- **DATA**:
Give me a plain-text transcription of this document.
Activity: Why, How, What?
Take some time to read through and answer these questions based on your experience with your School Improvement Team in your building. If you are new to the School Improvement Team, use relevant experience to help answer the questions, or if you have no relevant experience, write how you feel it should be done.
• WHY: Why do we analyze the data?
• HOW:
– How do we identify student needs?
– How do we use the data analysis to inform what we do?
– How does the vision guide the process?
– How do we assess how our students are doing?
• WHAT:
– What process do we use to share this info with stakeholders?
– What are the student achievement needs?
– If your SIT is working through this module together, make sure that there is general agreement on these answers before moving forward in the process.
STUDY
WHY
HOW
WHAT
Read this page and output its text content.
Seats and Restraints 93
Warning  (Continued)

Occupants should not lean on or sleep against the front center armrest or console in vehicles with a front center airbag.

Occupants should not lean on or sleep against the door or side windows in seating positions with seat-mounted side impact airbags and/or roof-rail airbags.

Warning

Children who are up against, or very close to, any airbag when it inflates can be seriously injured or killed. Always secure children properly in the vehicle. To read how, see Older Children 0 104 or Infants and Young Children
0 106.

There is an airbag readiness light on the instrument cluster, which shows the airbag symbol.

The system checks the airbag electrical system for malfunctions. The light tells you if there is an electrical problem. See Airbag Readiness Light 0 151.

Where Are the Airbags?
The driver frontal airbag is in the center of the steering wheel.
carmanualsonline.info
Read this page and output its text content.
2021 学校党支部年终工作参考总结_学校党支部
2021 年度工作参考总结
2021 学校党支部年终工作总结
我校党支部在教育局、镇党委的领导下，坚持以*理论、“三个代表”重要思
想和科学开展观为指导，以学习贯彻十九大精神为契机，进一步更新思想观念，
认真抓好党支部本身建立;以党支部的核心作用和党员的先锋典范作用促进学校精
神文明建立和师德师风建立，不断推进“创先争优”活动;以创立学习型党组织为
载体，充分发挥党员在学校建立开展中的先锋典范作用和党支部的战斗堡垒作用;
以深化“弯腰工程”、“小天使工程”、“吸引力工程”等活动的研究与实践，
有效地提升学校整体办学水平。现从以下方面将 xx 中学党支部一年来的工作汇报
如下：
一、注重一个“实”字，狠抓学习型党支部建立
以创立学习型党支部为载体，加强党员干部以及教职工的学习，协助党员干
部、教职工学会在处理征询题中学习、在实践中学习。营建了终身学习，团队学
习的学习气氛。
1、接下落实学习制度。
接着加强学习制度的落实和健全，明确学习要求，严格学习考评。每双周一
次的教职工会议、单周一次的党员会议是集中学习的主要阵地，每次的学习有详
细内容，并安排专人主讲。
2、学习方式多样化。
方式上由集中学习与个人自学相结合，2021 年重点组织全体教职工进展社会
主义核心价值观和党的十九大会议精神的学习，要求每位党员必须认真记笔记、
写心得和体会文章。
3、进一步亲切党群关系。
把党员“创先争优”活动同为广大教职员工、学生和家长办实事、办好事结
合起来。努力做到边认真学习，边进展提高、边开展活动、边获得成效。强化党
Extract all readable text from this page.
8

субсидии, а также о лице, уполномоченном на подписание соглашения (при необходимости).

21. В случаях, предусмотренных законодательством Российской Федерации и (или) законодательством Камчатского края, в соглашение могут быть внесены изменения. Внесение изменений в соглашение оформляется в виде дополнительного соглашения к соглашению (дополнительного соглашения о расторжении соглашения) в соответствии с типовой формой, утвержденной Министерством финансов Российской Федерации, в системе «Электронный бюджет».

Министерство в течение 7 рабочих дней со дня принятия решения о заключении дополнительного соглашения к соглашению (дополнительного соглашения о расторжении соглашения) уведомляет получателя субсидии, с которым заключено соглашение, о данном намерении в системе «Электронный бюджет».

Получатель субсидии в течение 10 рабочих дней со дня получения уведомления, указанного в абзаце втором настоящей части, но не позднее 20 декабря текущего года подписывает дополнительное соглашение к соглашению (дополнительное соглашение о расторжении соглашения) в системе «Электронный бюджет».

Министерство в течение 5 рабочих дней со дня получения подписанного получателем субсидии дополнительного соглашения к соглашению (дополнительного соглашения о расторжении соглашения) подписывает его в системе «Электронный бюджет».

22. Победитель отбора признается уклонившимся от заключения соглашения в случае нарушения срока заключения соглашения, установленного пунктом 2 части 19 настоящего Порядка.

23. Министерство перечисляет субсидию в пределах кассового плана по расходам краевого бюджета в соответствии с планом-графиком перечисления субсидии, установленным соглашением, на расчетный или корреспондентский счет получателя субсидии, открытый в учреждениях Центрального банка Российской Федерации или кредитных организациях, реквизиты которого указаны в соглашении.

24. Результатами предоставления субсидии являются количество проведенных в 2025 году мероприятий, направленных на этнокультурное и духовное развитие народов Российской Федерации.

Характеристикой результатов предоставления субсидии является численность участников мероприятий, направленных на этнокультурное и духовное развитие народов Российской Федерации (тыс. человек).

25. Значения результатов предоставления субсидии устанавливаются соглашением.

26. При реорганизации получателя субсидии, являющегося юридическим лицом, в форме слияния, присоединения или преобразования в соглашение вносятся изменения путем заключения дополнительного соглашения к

- **WHAT IS NEEDED**:
From the data above, extract every line in its exact form.

- **WRITTEN ANSWER**:
Give me a plain-text transcription of this document.
Activity: Why, How, What?
Take some time to read through and answer these questions based on your experience with your School Improvement Team in your building. If you are new to the School Improvement Team, use relevant experience to help answer the questions, or if you have no relevant experience, write how you feel it should be done.
• WHY: Why do we analyze the data?
• HOW:
– How do we identify student needs?
– How do we use the data analysis to inform what we do?
– How does the vision guide the process?
– How do we assess how our students are doing?
• WHAT:
– What process do we use to share this info with stakeholders?
– What are the student achievement needs?
– If your SIT is working through this module together, make sure that there is general agreement on these answers before moving forward in the process.
STUDY
WHY
HOW
WHAT
Read this page and output its text content.
Seats and Restraints 93
Warning  (Continued)

Occupants should not lean on or sleep against the front center armrest or console in vehicles with a front center airbag.

Occupants should not lean on or sleep against the door or side windows in seating positions with seat-mounted side impact airbags and/or roof-rail airbags.

Warning

Children who are up against, or very close to, any airbag when it inflates can be seriously injured or killed. Always secure children properly in the vehicle. To read how, see Older Children 0 104 or Infants and Young Children
0 106.

There is an airbag readiness light on the instrument cluster, which shows the airbag symbol.

The system checks the airbag electrical system for malfunctions. The light tells you if there is an electrical problem. See Airbag Readiness Light 0 151.

Where Are the Airbags?
The driver frontal airbag is in the center of the steering wheel.
carmanualsonline.info
Read this page and output its text content.
2021 学校党支部年终工作参考总结_学校党支部
2021 年度工作参考总结
2021 学校党支部年终工作总结
我校党支部在教育局、镇党委的领导下，坚持以*理论、“三个代表”重要思
想和科学开展观为指导，以学习贯彻十九大精神为契机，进一步更新思想观念，
认真抓好党支部本身建立;以党支部的核心作用和党员的先锋典范作用促进学校精
神文明建立和师德师风建立，不断推进“创先争优”活动;以创立学习型党组织为
载体，充分发挥党员在学校建立开展中的先锋典范作用和党支部的战斗堡垒作用;
以深化“弯腰工程”、“小天使工程”、“吸引力工程”等活动的研究与实践，
有效地提升学校整体办学水平。现从以下方面将 xx 中学党支部一年来的工作汇报
如下：
一、注重一个“实”字，狠抓学习型党支部建立
以创立学习型党支部为载体，加强党员干部以及教职工的学习，协助党员干
部、教职工学会在处理征询题中学习、在实践中学习。营建了终身学习，团队学
习的学习气氛。
1、接下落实学习制度。
接着加强学习制度的落实和健全，明确学习要求，严格学习考评。每双周一
次的教职工会议、单周一次的党员会议是集中学习的主要阵地，每次的学习有详
细内容，并安排专人主讲。
2、学习方式多样化。
方式上由集中学习与个人自学相结合，2021 年重点组织全体教职工进展社会
主义核心价值观和党的十九大会议精神的学习，要求每位党员必须认真记笔记、
写心得和体会文章。
3、进一步亲切党群关系。
把党员“创先争优”活动同为广大教职员工、学生和家长办实事、办好事结
合起来。努力做到边认真学习，边进展提高、边开展活动、边获得成效。强化党
Extract all readable text from this page.
8

субсидии, а также о лице, уполномоченном на подписание соглашения (при необходимости).

21. В случаях, предусмотренных законодательством Российской Федерации и (или) законодательством Камчатского края, в соглашение могут быть внесены изменения. Внесение изменений в соглашение оформляется в виде дополнительного соглашения к соглашению (дополнительного соглашения о расторжении соглашения) в соответствии с типовой формой, утвержденной Министерством финансов Российской Федерации, в системе «Электронный бюджет».

Министерство в течение 7 рабочих дней со дня принятия решения о заключении дополнительного соглашения к соглашению (дополнительного соглашения о расторжении соглашения) уведомляет получателя субсидии, с которым заключено соглашение, о данном намерении в системе «Электронный бюджет».

Получатель субсидии в течение 10 рабочих дней со дня получения уведомления, указанного в абзаце втором настоящей части, но не позднее 20 декабря текущего года подписывает дополнительное соглашение к соглашению (дополнительное соглашение о расторжении соглашения) в системе «Электронный бюджет».

Министерство в течение 5 рабочих дней со дня получения подписанного получателем субсидии дополнительного соглашения к соглашению (дополнительного соглашения о расторжении соглашения) подписывает его в системе «Электронный бюджет».

22. Победитель отбора признается уклонившимся от заключения соглашения в случае нарушения срока заключения соглашения, установленного пунктом 2 части 19 настоящего Порядка.

23. Министерство перечисляет субсидию в пределах кассового плана по расходам краевого бюджета в соответствии с планом-графиком перечисления субсидии, установленным соглашением, на расчетный или корреспондентский счет получателя субсидии, открытый в учреждениях Центрального банка Российской Федерации или кредитных организациях, реквизиты которого указаны в соглашении.

24. Результатами предоставления субсидии являются количество проведенных в 2025 году мероприятий, направленных на этнокультурное и духовное развитие народов Российской Федерации.

Характеристикой результатов предоставления субсидии является численность участников мероприятий, направленных на этнокультурное и духовное развитие народов Российской Федерации (тыс. человек).

25. Значения результатов предоставления субсидии устанавливаются соглашением.

26. При реорганизации получателя субсидии, являющегося юридическим лицом, в форме слияния, присоединения или преобразования в соглашение вносятся изменения путем заключения дополнительного соглашения к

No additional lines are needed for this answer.